[Records contained in a dataset]
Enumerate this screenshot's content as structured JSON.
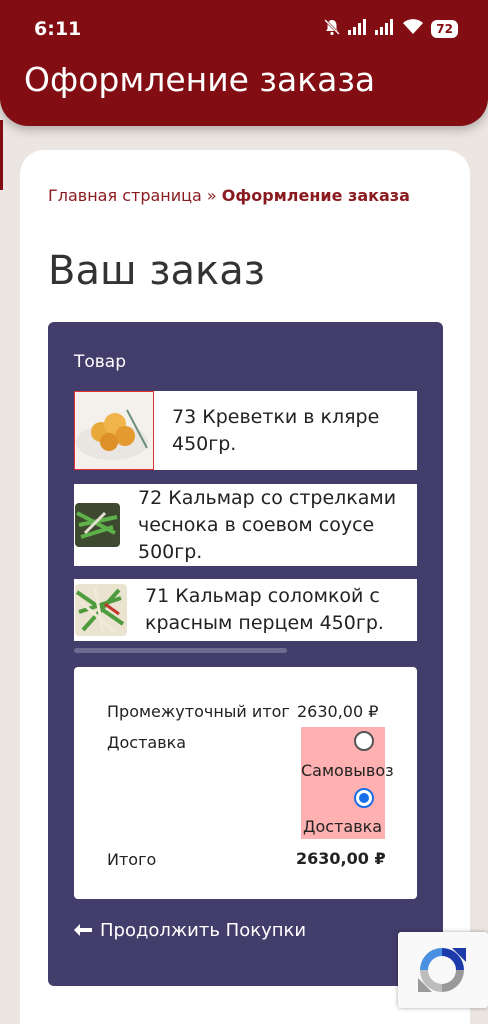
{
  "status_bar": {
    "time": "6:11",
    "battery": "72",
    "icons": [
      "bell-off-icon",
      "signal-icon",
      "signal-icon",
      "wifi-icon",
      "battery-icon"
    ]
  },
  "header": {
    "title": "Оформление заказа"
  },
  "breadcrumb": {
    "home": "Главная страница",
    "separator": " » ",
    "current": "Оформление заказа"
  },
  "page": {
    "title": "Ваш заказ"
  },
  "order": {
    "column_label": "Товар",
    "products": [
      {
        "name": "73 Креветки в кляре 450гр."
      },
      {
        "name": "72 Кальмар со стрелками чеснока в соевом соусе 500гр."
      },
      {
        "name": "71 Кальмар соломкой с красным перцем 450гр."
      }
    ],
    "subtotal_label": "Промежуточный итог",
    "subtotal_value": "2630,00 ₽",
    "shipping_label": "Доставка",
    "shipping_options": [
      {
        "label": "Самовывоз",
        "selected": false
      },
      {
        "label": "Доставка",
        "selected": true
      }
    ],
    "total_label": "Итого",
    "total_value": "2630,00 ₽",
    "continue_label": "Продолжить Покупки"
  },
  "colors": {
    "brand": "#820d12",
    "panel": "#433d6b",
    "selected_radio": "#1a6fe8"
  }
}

• [DIRECTION]: Reproduce the material word for word, minus the images.

• [RESPONSE TO THE EXERCISE]:
Enumerate this screenshot's content as structured JSON.
{
  "status_bar": {
    "time": "6:11",
    "battery": "72",
    "icons": [
      "bell-off-icon",
      "signal-icon",
      "signal-icon",
      "wifi-icon",
      "battery-icon"
    ]
  },
  "header": {
    "title": "Оформление заказа"
  },
  "breadcrumb": {
    "home": "Главная страница",
    "separator": " » ",
    "current": "Оформление заказа"
  },
  "page": {
    "title": "Ваш заказ"
  },
  "order": {
    "column_label": "Товар",
    "products": [
      {
        "name": "73 Креветки в кляре 450гр."
      },
      {
        "name": "72 Кальмар со стрелками чеснока в соевом соусе 500гр."
      },
      {
        "name": "71 Кальмар соломкой с красным перцем 450гр."
      }
    ],
    "subtotal_label": "Промежуточный итог",
    "subtotal_value": "2630,00 ₽",
    "shipping_label": "Доставка",
    "shipping_options": [
      {
        "label": "Самовывоз",
        "selected": false
      },
      {
        "label": "Доставка",
        "selected": true
      }
    ],
    "total_label": "Итого",
    "total_value": "2630,00 ₽",
    "continue_label": "Продолжить Покупки"
  },
  "colors": {
    "brand": "#820d12",
    "panel": "#433d6b",
    "selected_radio": "#1a6fe8"
  }
}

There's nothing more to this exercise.